:: Your objective ::
The entries are to be returned exactly, with images left out.

[Collected data entries]
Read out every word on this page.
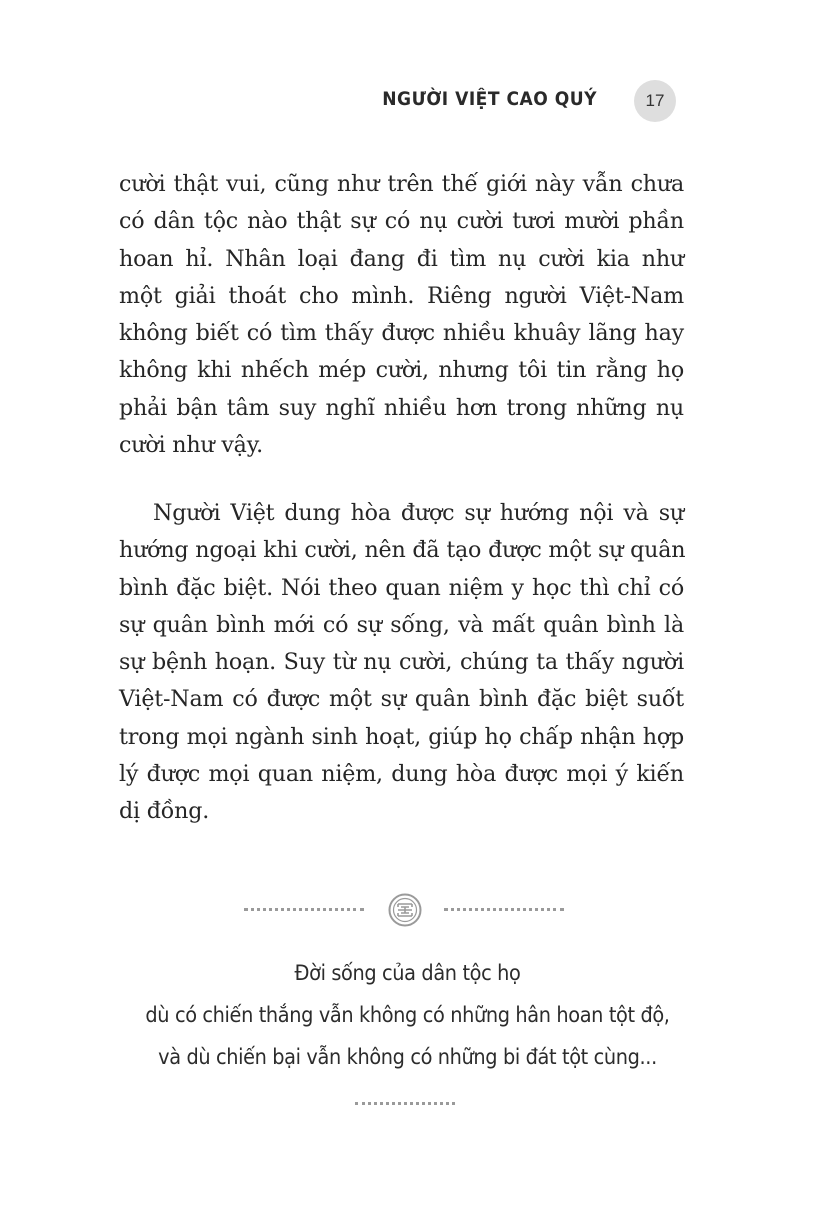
NGƯỜI VIỆT CAO QUÝ	17
cười thật vui, cũng như trên thế giới này vẫn chưa
có dân tộc nào thật sự có nụ cười tươi mười phần
hoan hỉ. Nhân loại đang đi tìm nụ cười kia như
một giải thoát cho mình. Riêng người Việt-Nam
không biết có tìm thấy được nhiều khuây lãng hay
không khi nhếch mép cười, nhưng tôi tin rằng họ
phải bận tâm suy nghĩ nhiều hơn trong những nụ
cười như vậy.
Người Việt dung hòa được sự hướng nội và sự
hướng ngoại khi cười, nên đã tạo được một sự quân
bình đặc biệt. Nói theo quan niệm y học thì chỉ có
sự quân bình mới có sự sống, và mất quân bình là
sự bệnh hoạn. Suy từ nụ cười, chúng ta thấy người
Việt-Nam có được một sự quân bình đặc biệt suốt
trong mọi ngành sinh hoạt, giúp họ chấp nhận hợp
lý được mọi quan niệm, dung hòa được mọi ý kiến
dị đồng.
Đời sống của dân tộc họ
dù có chiến thắng vẫn không có những hân hoan tột độ,
và dù chiến bại vẫn không có những bi đát tột cùng...
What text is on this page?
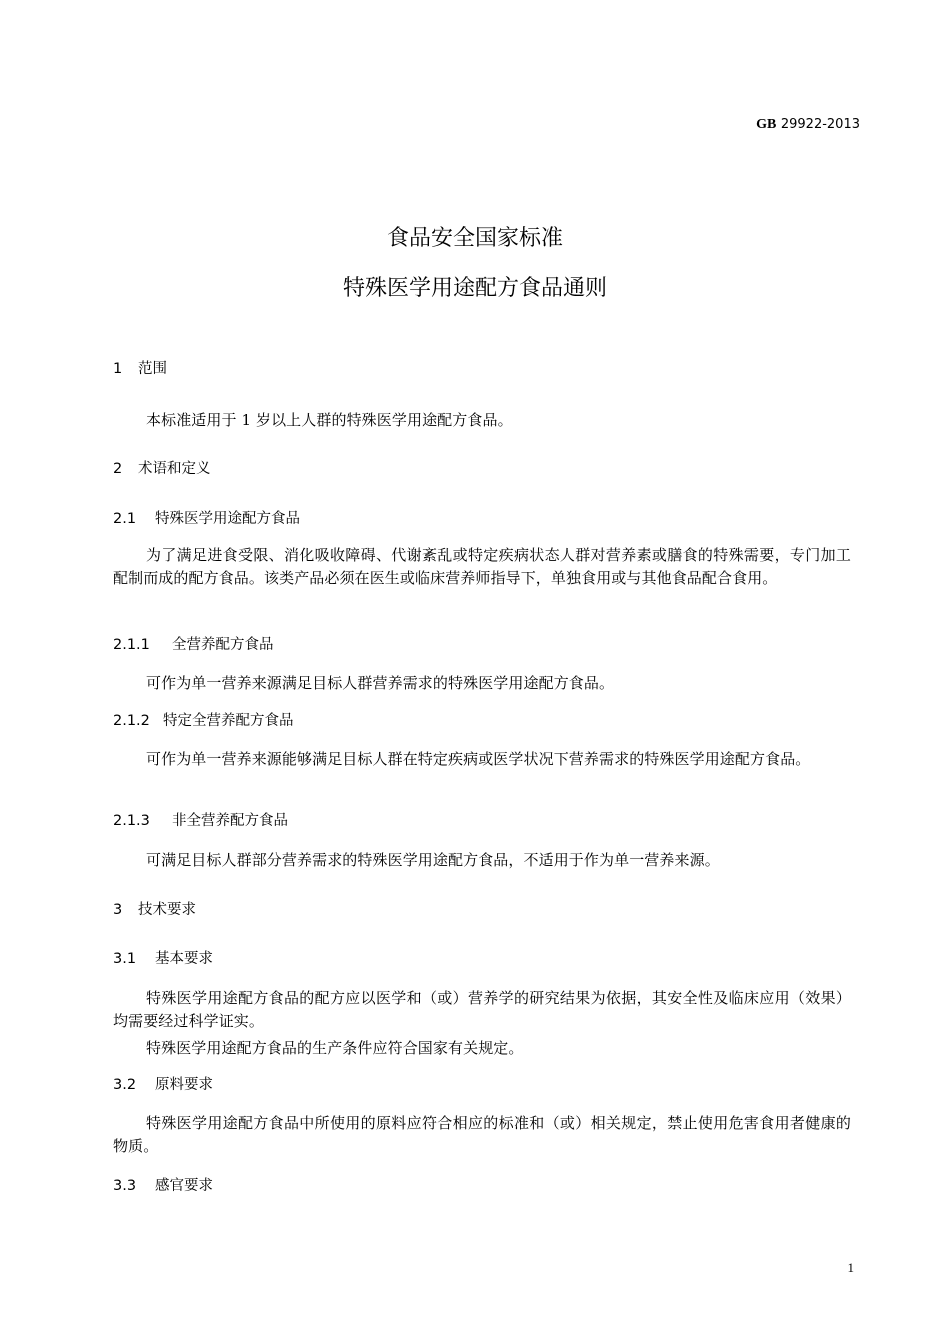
GB 29922-2013
食品安全国家标准
特殊医学用途配方食品通则
1 范围
本标准适用于 1 岁以上人群的特殊医学用途配方食品。
2 术语和定义
2.1 特殊医学用途配方食品
为了满足进食受限、消化吸收障碍、代谢紊乱或特定疾病状态人群对营养素或膳食的特殊需要，专门加工配制而成的配方食品。该类产品必须在医生或临床营养师指导下，单独食用或与其他食品配合食用。
2.1.1 全营养配方食品
可作为单一营养来源满足目标人群营养需求的特殊医学用途配方食品。
2.1.2 特定全营养配方食品
可作为单一营养来源能够满足目标人群在特定疾病或医学状况下营养需求的特殊医学用途配方食品。
2.1.3 非全营养配方食品
可满足目标人群部分营养需求的特殊医学用途配方食品，不适用于作为单一营养来源。
3 技术要求
3.1 基本要求
特殊医学用途配方食品的配方应以医学和（或）营养学的研究结果为依据，其安全性及临床应用（效果）均需要经过科学证实。
特殊医学用途配方食品的生产条件应符合国家有关规定。
3.2 原料要求
特殊医学用途配方食品中所使用的原料应符合相应的标准和（或）相关规定，禁止使用危害食用者健康的物质。
3.3 感官要求
1
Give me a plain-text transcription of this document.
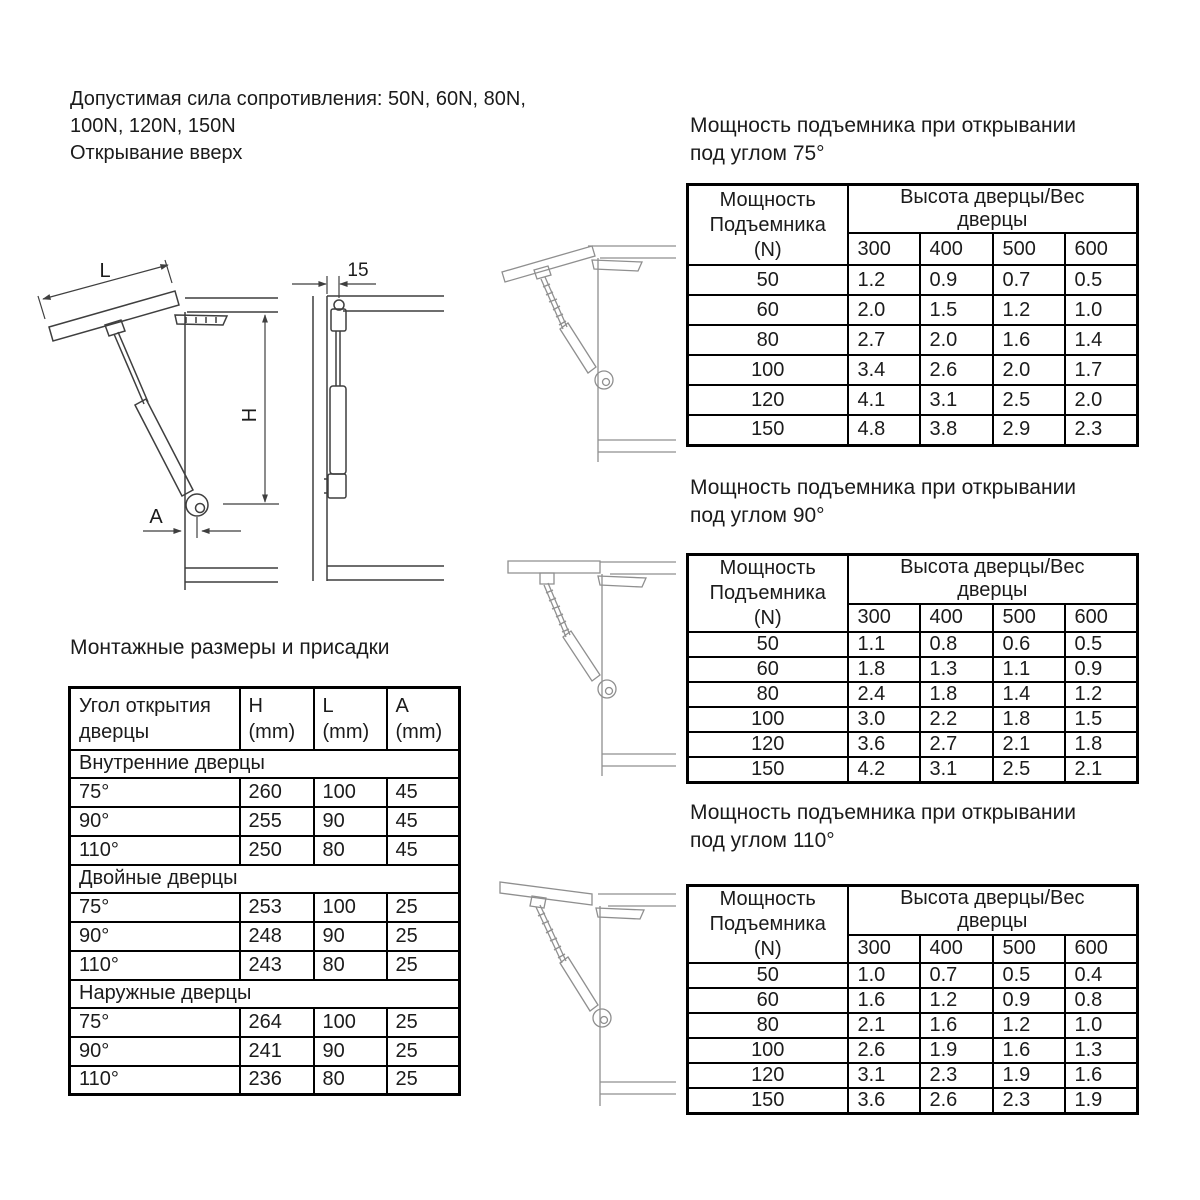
Допустимая сила сопротивления: 50N, 60N, 80N,
100N, 120N, 150N
Открывание вверх
L
H
A
15
Монтажные размеры и присадки
Угол открытия
дверцы

H
(mm)

L
(mm)

A
(mm)

Внутренние дверцы			
75°	260	100	45
90°	255	90	45
110°	250	80	45
Двойные дверцы			
75°	253	100	25
90°	248	90	25
110°	243	80	25
Наружные дверцы			
75°	264	100	25
90°	241	90	25
110°	236	80	25
Мощность подъемника при открывании
под углом 75°
Мощность
Подъемника
(N)

Высота дверцы/Вес
дверцы

	300	400	500	600
50	1.2	0.9	0.7	0.5
60	2.0	1.5	1.2	1.0
80	2.7	2.0	1.6	1.4
100	3.4	2.6	2.0	1.7
120	4.1	3.1	2.5	2.0
150	4.8	3.8	2.9	2.3
Мощность подъемника при открывании
под углом 90°
Мощность
Подъемника
(N)

Высота дверцы/Вес
дверцы

	300	400	500	600
50	1.1	0.8	0.6	0.5
60	1.8	1.3	1.1	0.9
80	2.4	1.8	1.4	1.2
100	3.0	2.2	1.8	1.5
120	3.6	2.7	2.1	1.8
150	4.2	3.1	2.5	2.1
Мощность подъемника при открывании
под углом 110°
Мощность
Подъемника
(N)

Высота дверцы/Вес
дверцы

	300	400	500	600
50	1.0	0.7	0.5	0.4
60	1.6	1.2	0.9	0.8
80	2.1	1.6	1.2	1.0
100	2.6	1.9	1.6	1.3
120	3.1	2.3	1.9	1.6
150	3.6	2.6	2.3	1.9
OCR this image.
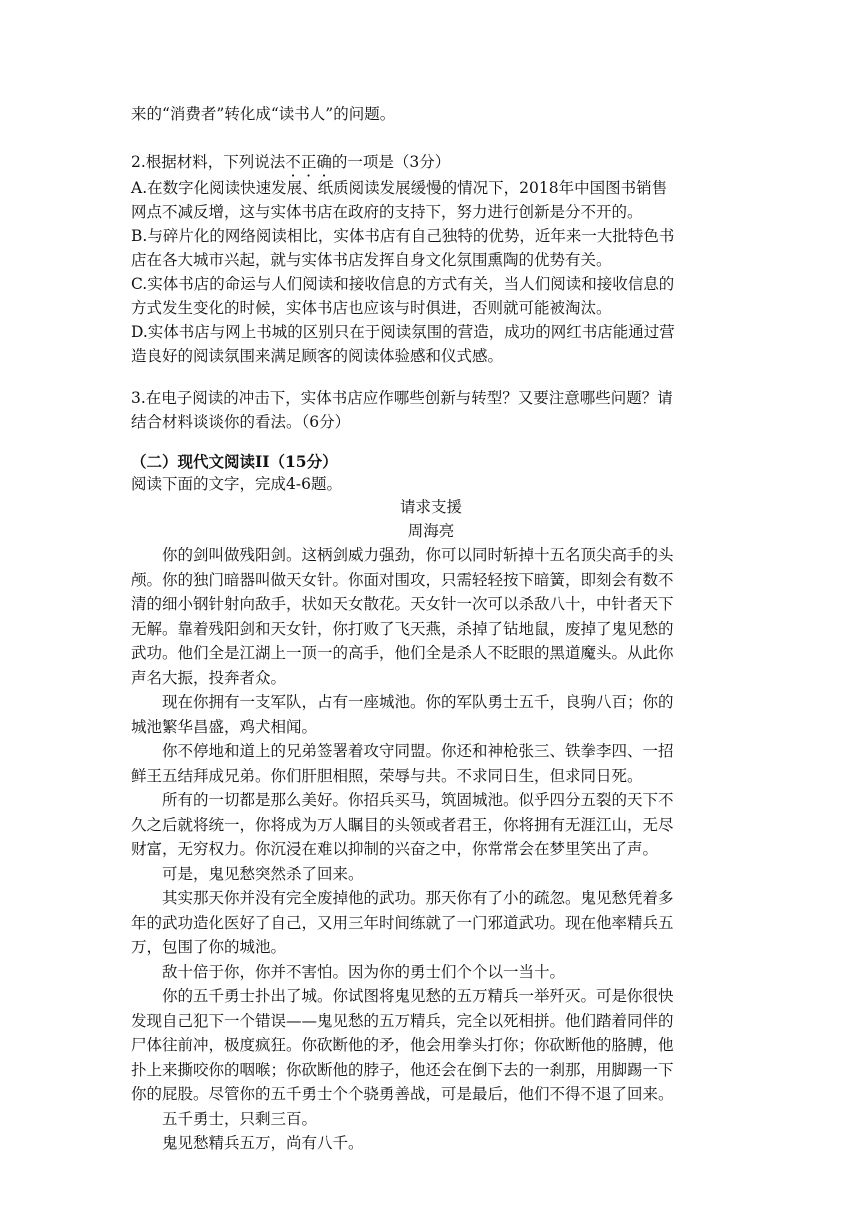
来的“消费者”转化成“读书人”的问题。
2.根据材料，下列说法不正确的一项是（3分）
A.在数字化阅读快速发展、纸质阅读发展缓慢的情况下，2018年中国图书销售
网点不减反增，这与实体书店在政府的支持下，努力进行创新是分不开的。
B.与碎片化的网络阅读相比，实体书店有自己独特的优势，近年来一大批特色书
店在各大城市兴起，就与实体书店发挥自身文化氛围熏陶的优势有关。
C.实体书店的命运与人们阅读和接收信息的方式有关，当人们阅读和接收信息的
方式发生变化的时候，实体书店也应该与时俱进，否则就可能被淘汰。
D.实体书店与网上书城的区别只在于阅读氛围的营造，成功的网红书店能通过营
造良好的阅读氛围来满足顾客的阅读体验感和仪式感。
3.在电子阅读的冲击下，实体书店应作哪些创新与转型？又要注意哪些问题？请
结合材料谈谈你的看法。（6分）
（二）现代文阅读II（15分）
阅读下面的文字，完成4-6题。
请求支援
周海亮
你的剑叫做残阳剑。这柄剑威力强劲，你可以同时斩掉十五名顶尖高手的头
颅。你的独门暗器叫做天女针。你面对围攻，只需轻轻按下暗簧，即刻会有数不
清的细小钢针射向敌手，状如天女散花。天女针一次可以杀敌八十，中针者天下
无解。靠着残阳剑和天女针，你打败了飞天燕，杀掉了钻地鼠，废掉了鬼见愁的
武功。他们全是江湖上一顶一的高手，他们全是杀人不眨眼的黑道魔头。从此你
声名大振，投奔者众。
现在你拥有一支军队，占有一座城池。你的军队勇士五千，良驹八百；你的
城池繁华昌盛，鸡犬相闻。
你不停地和道上的兄弟签署着攻守同盟。你还和神枪张三、铁拳李四、一招
鲜王五结拜成兄弟。你们肝胆相照，荣辱与共。不求同日生，但求同日死。
所有的一切都是那么美好。你招兵买马，筑固城池。似乎四分五裂的天下不
久之后就将统一，你将成为万人瞩目的头领或者君王，你将拥有无涯江山，无尽
财富，无穷权力。你沉浸在难以抑制的兴奋之中，你常常会在梦里笑出了声。
可是，鬼见愁突然杀了回来。
其实那天你并没有完全废掉他的武功。那天你有了小的疏忽。鬼见愁凭着多
年的武功造化医好了自己，又用三年时间练就了一门邪道武功。现在他率精兵五
万，包围了你的城池。
敌十倍于你，你并不害怕。因为你的勇士们个个以一当十。
你的五千勇士扑出了城。你试图将鬼见愁的五万精兵一举歼灭。可是你很快
发现自己犯下一个错误——鬼见愁的五万精兵，完全以死相拼。他们踏着同伴的
尸体往前冲，极度疯狂。你砍断他的矛，他会用拳头打你；你砍断他的胳膊，他
扑上来撕咬你的咽喉；你砍断他的脖子，他还会在倒下去的一刹那，用脚踢一下
你的屁股。尽管你的五千勇士个个骁勇善战，可是最后，他们不得不退了回来。
五千勇士，只剩三百。
鬼见愁精兵五万，尚有八千。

:: Solved problem ::
Read out every word on this page.
NGƯỜI VIỆT CAO QUÝ	17
cười thật vui, cũng như trên thế giới này vẫn chưa
có dân tộc nào thật sự có nụ cười tươi mười phần
hoan hỉ. Nhân loại đang đi tìm nụ cười kia như
một giải thoát cho mình. Riêng người Việt-Nam
không biết có tìm thấy được nhiều khuây lãng hay
không khi nhếch mép cười, nhưng tôi tin rằng họ
phải bận tâm suy nghĩ nhiều hơn trong những nụ
cười như vậy.
Người Việt dung hòa được sự hướng nội và sự
hướng ngoại khi cười, nên đã tạo được một sự quân
bình đặc biệt. Nói theo quan niệm y học thì chỉ có
sự quân bình mới có sự sống, và mất quân bình là
sự bệnh hoạn. Suy từ nụ cười, chúng ta thấy người
Việt-Nam có được một sự quân bình đặc biệt suốt
trong mọi ngành sinh hoạt, giúp họ chấp nhận hợp
lý được mọi quan niệm, dung hòa được mọi ý kiến
dị đồng.
Đời sống của dân tộc họ
dù có chiến thắng vẫn không có những hân hoan tột độ,
và dù chiến bại vẫn không có những bi đát tột cùng...
What text is on this page?
GB 29922-2013
食品安全国家标准
特殊医学用途配方食品通则
1 范围
本标准适用于 1 岁以上人群的特殊医学用途配方食品。
2 术语和定义
2.1 特殊医学用途配方食品
为了满足进食受限、消化吸收障碍、代谢紊乱或特定疾病状态人群对营养素或膳食的特殊需要，专门加工配制而成的配方食品。该类产品必须在医生或临床营养师指导下，单独食用或与其他食品配合食用。
2.1.1 全营养配方食品
可作为单一营养来源满足目标人群营养需求的特殊医学用途配方食品。
2.1.2 特定全营养配方食品
可作为单一营养来源能够满足目标人群在特定疾病或医学状况下营养需求的特殊医学用途配方食品。
2.1.3 非全营养配方食品
可满足目标人群部分营养需求的特殊医学用途配方食品，不适用于作为单一营养来源。
3 技术要求
3.1 基本要求
特殊医学用途配方食品的配方应以医学和（或）营养学的研究结果为依据，其安全性及临床应用（效果）均需要经过科学证实。
特殊医学用途配方食品的生产条件应符合国家有关规定。
3.2 原料要求
特殊医学用途配方食品中所使用的原料应符合相应的标准和（或）相关规定，禁止使用危害食用者健康的物质。
3.3 感官要求
1
Give me a plain-text transcription of this document.
Допустимая сила сопротивления: 50N, 60N, 80N,
100N, 120N, 150N
Открывание вверх
L
H
A
15
Монтажные размеры и присадки
Угол открытия
дверцы

H
(mm)

L
(mm)

A
(mm)

Внутренние дверцы			
75°	260	100	45
90°	255	90	45
110°	250	80	45
Двойные дверцы			
75°	253	100	25
90°	248	90	25
110°	243	80	25
Наружные дверцы			
75°	264	100	25
90°	241	90	25
110°	236	80	25
Мощность подъемника при открывании
под углом 75°
Мощность
Подъемника
(N)

Высота дверцы/Вес
дверцы

	300	400	500	600
50	1.2	0.9	0.7	0.5
60	2.0	1.5	1.2	1.0
80	2.7	2.0	1.6	1.4
100	3.4	2.6	2.0	1.7
120	4.1	3.1	2.5	2.0
150	4.8	3.8	2.9	2.3
Мощность подъемника при открывании
под углом 90°
Мощность
Подъемника
(N)

Высота дверцы/Вес
дверцы

	300	400	500	600
50	1.1	0.8	0.6	0.5
60	1.8	1.3	1.1	0.9
80	2.4	1.8	1.4	1.2
100	3.0	2.2	1.8	1.5
120	3.6	2.7	2.1	1.8
150	4.2	3.1	2.5	2.1
Мощность подъемника при открывании
под углом 110°
Мощность
Подъемника
(N)

Высота дверцы/Вес
дверцы

	300	400	500	600
50	1.0	0.7	0.5	0.4
60	1.6	1.2	0.9	0.8
80	2.1	1.6	1.2	1.0
100	2.6	1.9	1.6	1.3
120	3.1	2.3	1.9	1.6
150	3.6	2.6	2.3	1.9
OCR this image.
来的“消费者”转化成“读书人”的问题。
2.根据材料，下列说法不正确的一项是（3分）
A.在数字化阅读快速发展、纸质阅读发展缓慢的情况下，2018年中国图书销售
网点不减反增，这与实体书店在政府的支持下，努力进行创新是分不开的。
B.与碎片化的网络阅读相比，实体书店有自己独特的优势，近年来一大批特色书
店在各大城市兴起，就与实体书店发挥自身文化氛围熏陶的优势有关。
C.实体书店的命运与人们阅读和接收信息的方式有关，当人们阅读和接收信息的
方式发生变化的时候，实体书店也应该与时俱进，否则就可能被淘汰。
D.实体书店与网上书城的区别只在于阅读氛围的营造，成功的网红书店能通过营
造良好的阅读氛围来满足顾客的阅读体验感和仪式感。
3.在电子阅读的冲击下，实体书店应作哪些创新与转型？又要注意哪些问题？请
结合材料谈谈你的看法。（6分）
（二）现代文阅读II（15分）
阅读下面的文字，完成4-6题。
请求支援
周海亮
你的剑叫做残阳剑。这柄剑威力强劲，你可以同时斩掉十五名顶尖高手的头
颅。你的独门暗器叫做天女针。你面对围攻，只需轻轻按下暗簧，即刻会有数不
清的细小钢针射向敌手，状如天女散花。天女针一次可以杀敌八十，中针者天下
无解。靠着残阳剑和天女针，你打败了飞天燕，杀掉了钻地鼠，废掉了鬼见愁的
武功。他们全是江湖上一顶一的高手，他们全是杀人不眨眼的黑道魔头。从此你
声名大振，投奔者众。
现在你拥有一支军队，占有一座城池。你的军队勇士五千，良驹八百；你的
城池繁华昌盛，鸡犬相闻。
你不停地和道上的兄弟签署着攻守同盟。你还和神枪张三、铁拳李四、一招
鲜王五结拜成兄弟。你们肝胆相照，荣辱与共。不求同日生，但求同日死。
所有的一切都是那么美好。你招兵买马，筑固城池。似乎四分五裂的天下不
久之后就将统一，你将成为万人瞩目的头领或者君王，你将拥有无涯江山，无尽
财富，无穷权力。你沉浸在难以抑制的兴奋之中，你常常会在梦里笑出了声。
可是，鬼见愁突然杀了回来。
其实那天你并没有完全废掉他的武功。那天你有了小的疏忽。鬼见愁凭着多
年的武功造化医好了自己，又用三年时间练就了一门邪道武功。现在他率精兵五
万，包围了你的城池。
敌十倍于你，你并不害怕。因为你的勇士们个个以一当十。
你的五千勇士扑出了城。你试图将鬼见愁的五万精兵一举歼灭。可是你很快
发现自己犯下一个错误——鬼见愁的五万精兵，完全以死相拼。他们踏着同伴的
尸体往前冲，极度疯狂。你砍断他的矛，他会用拳头打你；你砍断他的胳膊，他
扑上来撕咬你的咽喉；你砍断他的脖子，他还会在倒下去的一刹那，用脚踢一下
你的屁股。尽管你的五千勇士个个骁勇善战，可是最后，他们不得不退了回来。
五千勇士，只剩三百。
鬼见愁精兵五万，尚有八千。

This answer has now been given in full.